[EXERCISE PASSAGE Boundary: Start]

Eliminating human tuberculosis in the twenty-first century

Abstract

Recognizing that tuberculosis (TB) is still the leading cause of human death from a curable infection, the international health community has set ambitious targets for disease control. One target is to eliminate TB by 2050; that is, to cut the annual incidence of new cases to less than 1 per million population. National TB control programmes are working to eliminate TB mainly by intensifying efforts to find and cure patients with active disease. Here, we use mathematical modelling to show that, while most TB patients can be cured with present drug regimens, the 2050 target is far more likely to be achieved with a combination of diagnostics, drugs and vaccines that can detect and treat both latent infection and active disease. We find that the coupling of control methods is particularly effective because treatments for latent infection and active disease act in synergy. This synergistic effect offers new perspectives on the cost-effectiveness of treating latent TB infection and the impact of possible new TB vaccines. Our results should be a stimulus to those who develop, manufacture and implement new technology for TB control, and to their financial donors.

Figure 1

TB epidemic trends in the world (black), sub-Saharan Africa (red) and world excluding sub-Saharan Africa (blue). Series are the estimated incidence rates per million population per year, based on country case reports (World Health Organization 2007). The TB incidence rate increased by an annual average of 6% in Africa between 1990 and 2005, but fell by 0.7% annually in the rest of the world.

Figure 2

Flow chart of the TB model. Red lines show the direction of effective transmission; all groups are exposed to infection, but there are significant aetiological, clinical or epidemiological consequences only for those people who are uninfected (U) or latently infected (L_s or L_f). Children and adults, for whom the natural history of TB is qualitatively similar but quantitatively different, are distinguished in the model but not in this diagram. Green lines show the possible transitions due to vaccination and drug treatment. Those who are successfully vaccinated are immunized for life. People are lost by death from all six groups, but only TB deaths are shown.

[EXERCISE PASSAGE Boundary: End]

• **WHAT TO DO**
**A.** Retype everything in the tuberculosis text from "TB epidemic trends" down to "of the world.".
**B.** Does each statement below agree with the tuberculosis text? Answer yes or no for each, quoting the words that decide it.
(i) The 2050 target means cutting the annual incidence of new cases to less than 1 per million population.
(ii) Between 1990 and 2005, the TB incidence rate outside Africa rose by 0.7% a year.
(iii) The flow chart shows children and adults as separate groups.
**C.** Answer these from the tuberculosis text:
(i) By what annual average did the TB incidence rate increase in Africa between 1990 and 2005?
(ii) What do the green lines in the flow chart show?
(iii) For how long are those who are successfully vaccinated immunized?
Use only the tuberculosis text for your answers.

[DATA SUPPLIED Boundary: Start]

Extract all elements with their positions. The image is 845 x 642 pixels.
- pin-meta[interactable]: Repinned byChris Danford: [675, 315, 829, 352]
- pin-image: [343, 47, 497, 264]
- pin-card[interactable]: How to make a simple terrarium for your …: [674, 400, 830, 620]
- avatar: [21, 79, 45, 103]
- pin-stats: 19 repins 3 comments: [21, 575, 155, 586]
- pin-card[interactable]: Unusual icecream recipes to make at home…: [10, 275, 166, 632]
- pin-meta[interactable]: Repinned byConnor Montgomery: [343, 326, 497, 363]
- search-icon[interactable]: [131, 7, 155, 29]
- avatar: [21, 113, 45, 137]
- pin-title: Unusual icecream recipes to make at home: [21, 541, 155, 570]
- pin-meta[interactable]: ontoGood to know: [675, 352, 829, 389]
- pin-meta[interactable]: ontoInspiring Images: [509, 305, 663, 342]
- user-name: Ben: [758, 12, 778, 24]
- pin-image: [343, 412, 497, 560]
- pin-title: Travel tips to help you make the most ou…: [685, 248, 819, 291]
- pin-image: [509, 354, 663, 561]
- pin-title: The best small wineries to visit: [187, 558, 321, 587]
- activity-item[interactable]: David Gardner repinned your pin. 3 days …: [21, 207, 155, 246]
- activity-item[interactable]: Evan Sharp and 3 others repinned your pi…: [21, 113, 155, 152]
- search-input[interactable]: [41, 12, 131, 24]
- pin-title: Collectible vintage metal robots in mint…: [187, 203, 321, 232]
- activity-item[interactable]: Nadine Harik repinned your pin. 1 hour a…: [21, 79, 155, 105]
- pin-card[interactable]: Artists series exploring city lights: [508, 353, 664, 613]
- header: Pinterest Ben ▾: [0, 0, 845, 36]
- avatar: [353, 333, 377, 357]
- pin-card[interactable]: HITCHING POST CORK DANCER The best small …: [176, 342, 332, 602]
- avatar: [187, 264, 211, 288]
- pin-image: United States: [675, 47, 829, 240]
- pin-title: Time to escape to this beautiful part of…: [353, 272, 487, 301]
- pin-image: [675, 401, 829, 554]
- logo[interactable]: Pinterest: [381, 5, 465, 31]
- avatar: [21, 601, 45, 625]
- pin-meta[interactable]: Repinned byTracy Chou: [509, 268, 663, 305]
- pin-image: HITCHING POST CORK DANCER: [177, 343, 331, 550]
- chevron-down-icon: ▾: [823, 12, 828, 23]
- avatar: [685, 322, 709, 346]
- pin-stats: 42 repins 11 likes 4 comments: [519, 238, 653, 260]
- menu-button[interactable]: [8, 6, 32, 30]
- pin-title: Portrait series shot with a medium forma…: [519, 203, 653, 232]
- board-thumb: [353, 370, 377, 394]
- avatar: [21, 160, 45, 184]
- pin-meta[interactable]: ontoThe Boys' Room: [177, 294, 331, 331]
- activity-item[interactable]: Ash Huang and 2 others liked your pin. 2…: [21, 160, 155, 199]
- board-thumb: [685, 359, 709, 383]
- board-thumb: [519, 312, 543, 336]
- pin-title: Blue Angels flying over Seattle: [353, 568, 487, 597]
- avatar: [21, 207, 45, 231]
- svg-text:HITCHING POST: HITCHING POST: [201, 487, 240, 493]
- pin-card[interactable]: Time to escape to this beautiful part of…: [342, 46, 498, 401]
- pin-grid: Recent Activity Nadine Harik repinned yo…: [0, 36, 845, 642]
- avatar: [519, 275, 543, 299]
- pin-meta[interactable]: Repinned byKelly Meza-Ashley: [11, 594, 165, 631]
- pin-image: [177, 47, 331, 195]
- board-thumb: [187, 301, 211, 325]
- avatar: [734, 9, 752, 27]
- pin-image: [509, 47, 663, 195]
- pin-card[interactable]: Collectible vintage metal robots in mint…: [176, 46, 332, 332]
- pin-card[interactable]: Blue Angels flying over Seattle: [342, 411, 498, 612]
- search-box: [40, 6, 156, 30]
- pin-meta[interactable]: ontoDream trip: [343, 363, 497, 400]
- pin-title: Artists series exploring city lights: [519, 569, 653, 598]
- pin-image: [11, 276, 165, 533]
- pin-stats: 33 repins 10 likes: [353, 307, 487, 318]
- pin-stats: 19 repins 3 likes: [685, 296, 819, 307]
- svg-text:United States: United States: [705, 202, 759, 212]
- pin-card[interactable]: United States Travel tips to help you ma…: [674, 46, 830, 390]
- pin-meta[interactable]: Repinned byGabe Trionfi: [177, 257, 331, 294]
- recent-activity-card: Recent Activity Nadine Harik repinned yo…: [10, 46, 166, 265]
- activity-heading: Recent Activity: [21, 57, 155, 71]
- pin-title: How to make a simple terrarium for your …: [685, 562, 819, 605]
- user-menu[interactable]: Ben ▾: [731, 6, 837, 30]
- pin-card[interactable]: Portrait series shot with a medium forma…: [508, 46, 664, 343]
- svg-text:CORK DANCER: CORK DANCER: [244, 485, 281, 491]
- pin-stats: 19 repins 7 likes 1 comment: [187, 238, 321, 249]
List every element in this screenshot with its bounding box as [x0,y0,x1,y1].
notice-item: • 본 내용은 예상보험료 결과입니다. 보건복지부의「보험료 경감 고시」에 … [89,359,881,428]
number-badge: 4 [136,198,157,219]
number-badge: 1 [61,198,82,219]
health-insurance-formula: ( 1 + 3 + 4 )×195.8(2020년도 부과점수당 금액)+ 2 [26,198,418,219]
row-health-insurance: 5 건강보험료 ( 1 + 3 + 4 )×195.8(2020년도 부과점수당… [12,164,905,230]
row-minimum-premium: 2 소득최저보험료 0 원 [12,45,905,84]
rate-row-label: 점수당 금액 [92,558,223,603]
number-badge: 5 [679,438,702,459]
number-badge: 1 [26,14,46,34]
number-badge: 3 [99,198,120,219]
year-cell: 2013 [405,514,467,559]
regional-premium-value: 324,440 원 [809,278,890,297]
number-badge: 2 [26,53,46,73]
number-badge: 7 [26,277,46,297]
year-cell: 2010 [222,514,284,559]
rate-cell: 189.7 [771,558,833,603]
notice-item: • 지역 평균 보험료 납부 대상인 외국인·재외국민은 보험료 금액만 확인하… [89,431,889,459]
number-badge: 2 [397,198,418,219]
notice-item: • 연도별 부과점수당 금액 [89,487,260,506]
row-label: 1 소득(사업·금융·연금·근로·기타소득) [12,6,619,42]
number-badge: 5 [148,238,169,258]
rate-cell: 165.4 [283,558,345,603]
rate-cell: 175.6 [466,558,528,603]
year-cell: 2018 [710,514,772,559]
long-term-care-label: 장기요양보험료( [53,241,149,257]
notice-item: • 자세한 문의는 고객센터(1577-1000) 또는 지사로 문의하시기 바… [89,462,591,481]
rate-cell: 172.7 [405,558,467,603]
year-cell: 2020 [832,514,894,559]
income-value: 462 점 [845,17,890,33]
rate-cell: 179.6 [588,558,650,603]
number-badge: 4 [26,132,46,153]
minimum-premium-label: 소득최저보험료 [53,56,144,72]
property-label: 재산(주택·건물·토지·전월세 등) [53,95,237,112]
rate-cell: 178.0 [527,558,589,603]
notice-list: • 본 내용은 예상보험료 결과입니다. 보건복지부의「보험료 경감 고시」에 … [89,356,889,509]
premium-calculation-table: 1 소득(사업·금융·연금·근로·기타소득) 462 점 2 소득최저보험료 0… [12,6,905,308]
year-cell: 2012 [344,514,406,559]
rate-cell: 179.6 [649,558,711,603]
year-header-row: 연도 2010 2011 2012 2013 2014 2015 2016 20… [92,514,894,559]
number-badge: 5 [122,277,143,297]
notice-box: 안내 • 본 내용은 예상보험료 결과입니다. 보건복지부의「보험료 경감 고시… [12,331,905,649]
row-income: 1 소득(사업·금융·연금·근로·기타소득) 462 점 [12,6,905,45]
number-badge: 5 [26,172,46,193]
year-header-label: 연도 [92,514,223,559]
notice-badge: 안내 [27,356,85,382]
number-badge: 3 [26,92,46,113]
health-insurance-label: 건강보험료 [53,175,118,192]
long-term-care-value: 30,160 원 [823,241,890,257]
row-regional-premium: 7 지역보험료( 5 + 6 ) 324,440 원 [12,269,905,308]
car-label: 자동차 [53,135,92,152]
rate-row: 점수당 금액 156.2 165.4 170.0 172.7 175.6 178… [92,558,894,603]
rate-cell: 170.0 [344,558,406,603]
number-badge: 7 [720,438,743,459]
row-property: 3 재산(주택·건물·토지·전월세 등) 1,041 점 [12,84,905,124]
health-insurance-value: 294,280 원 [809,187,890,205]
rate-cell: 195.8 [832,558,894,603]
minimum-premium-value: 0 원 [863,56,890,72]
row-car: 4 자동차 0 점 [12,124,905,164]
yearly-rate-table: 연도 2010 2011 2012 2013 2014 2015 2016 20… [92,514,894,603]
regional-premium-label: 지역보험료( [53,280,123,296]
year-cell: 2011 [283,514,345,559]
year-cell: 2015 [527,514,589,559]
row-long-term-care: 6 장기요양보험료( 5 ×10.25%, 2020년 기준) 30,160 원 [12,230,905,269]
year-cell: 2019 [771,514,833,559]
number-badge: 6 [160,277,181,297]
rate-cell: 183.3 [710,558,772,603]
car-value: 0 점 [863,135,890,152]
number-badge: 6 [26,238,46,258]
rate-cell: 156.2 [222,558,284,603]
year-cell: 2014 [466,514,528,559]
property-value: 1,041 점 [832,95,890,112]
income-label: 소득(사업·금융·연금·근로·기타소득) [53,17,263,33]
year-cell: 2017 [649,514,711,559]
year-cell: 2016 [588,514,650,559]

[DATA SUPPLIED Boundary: End]

• **ANSWERS PROVIDED**
**A.**
TB epidemic trends in the world (black), sub-Saharan Africa (red) and world excluding sub-Saharan Africa (blue). Series are the estimated incidence rates per million population per year, based on country case reports (World Health Organization 2007). The TB incidence rate increased by an annual average of 6% in Africa between 1990 and 2005, but fell by 0.7% annually in the rest of the world.

**B.**
(i) Yes: "to cut the annual incidence of new cases to less than 1 per million population"
(ii) No: "but fell by 0.7% annually in the rest of the world"
(iii) No: "are distinguished in the model but not in this diagram"

**C.**
(i) 6%
(ii) The possible transitions due to vaccination and drug treatment
(iii) For life